Written request:
Filter the records below down to lines containing "Обеспечение".

Data excerpts:
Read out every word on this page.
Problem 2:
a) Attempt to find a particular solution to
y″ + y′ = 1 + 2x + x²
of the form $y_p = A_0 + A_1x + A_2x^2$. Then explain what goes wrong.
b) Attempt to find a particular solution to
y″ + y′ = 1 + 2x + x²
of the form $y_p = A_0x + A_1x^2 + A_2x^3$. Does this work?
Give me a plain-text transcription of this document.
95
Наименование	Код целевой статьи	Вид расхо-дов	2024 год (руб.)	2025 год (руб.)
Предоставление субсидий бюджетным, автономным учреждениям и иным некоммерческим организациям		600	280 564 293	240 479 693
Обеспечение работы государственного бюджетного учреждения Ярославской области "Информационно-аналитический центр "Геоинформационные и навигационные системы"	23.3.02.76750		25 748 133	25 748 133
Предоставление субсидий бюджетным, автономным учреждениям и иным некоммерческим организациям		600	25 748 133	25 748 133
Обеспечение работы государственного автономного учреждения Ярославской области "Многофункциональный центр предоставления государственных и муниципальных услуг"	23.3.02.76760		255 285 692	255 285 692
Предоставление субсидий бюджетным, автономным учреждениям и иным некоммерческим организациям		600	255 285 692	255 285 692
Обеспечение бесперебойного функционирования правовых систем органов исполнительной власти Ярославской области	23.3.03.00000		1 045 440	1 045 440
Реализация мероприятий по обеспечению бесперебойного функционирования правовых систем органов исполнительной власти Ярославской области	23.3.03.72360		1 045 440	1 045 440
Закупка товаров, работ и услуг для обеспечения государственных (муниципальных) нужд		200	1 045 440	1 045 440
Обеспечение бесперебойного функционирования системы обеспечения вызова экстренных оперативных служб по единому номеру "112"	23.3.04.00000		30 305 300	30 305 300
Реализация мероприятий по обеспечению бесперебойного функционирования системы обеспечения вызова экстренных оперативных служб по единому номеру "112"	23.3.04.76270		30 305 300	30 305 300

Correct output:
Обеспечение работы государственного бюджетного учреждения Ярославской области "Информационно-аналитический центр "Геоинформационные и навигационные системы"	23.3.02.76750		25 748 133	25 748 133
Обеспечение работы государственного автономного учреждения Ярославской области "Многофункциональный центр предоставления государственных и муниципальных услуг"	23.3.02.76760		255 285 692	255 285 692
Обеспечение бесперебойного функционирования правовых систем органов исполнительной власти Ярославской области	23.3.03.00000		1 045 440	1 045 440
Обеспечение бесперебойного функционирования системы обеспечения вызова экстренных оперативных служб по единому номеру "112"	23.3.04.00000		30 305 300	30 305 300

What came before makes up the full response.